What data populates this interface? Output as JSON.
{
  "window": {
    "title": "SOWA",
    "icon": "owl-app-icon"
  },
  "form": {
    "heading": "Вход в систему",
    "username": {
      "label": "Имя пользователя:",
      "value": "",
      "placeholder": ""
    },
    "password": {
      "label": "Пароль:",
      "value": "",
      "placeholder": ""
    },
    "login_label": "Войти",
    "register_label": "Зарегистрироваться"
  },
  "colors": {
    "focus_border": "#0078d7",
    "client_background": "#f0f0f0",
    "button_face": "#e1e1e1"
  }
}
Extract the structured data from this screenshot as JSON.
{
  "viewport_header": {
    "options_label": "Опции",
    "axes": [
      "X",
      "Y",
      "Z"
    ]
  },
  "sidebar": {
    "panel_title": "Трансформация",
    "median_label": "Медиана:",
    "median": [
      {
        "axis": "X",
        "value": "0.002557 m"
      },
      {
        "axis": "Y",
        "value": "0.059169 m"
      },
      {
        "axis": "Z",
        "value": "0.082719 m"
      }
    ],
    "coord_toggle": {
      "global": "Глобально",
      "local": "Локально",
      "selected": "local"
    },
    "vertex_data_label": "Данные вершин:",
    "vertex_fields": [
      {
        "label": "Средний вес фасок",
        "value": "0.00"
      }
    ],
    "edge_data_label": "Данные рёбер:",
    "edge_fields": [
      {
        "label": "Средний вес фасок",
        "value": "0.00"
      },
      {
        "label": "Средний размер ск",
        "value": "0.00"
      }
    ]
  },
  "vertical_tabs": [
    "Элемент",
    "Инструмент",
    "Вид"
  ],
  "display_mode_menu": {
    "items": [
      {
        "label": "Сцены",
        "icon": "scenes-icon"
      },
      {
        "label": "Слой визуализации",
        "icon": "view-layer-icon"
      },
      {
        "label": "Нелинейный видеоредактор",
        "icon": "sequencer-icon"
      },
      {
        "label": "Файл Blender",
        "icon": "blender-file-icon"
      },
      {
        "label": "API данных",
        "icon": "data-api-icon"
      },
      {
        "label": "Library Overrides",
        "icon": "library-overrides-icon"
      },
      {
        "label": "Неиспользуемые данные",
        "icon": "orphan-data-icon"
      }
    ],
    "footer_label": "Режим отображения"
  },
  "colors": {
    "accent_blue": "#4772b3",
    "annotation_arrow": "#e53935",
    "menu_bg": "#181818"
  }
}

▶ **INSTRUCTIONS TO FOLLOW**:
Pull every line containing "this" from the data.

▶ **WORKED SOLUTION**:
What data populates this interface? Output as JSON.
Extract the structured data from this screenshot as JSON.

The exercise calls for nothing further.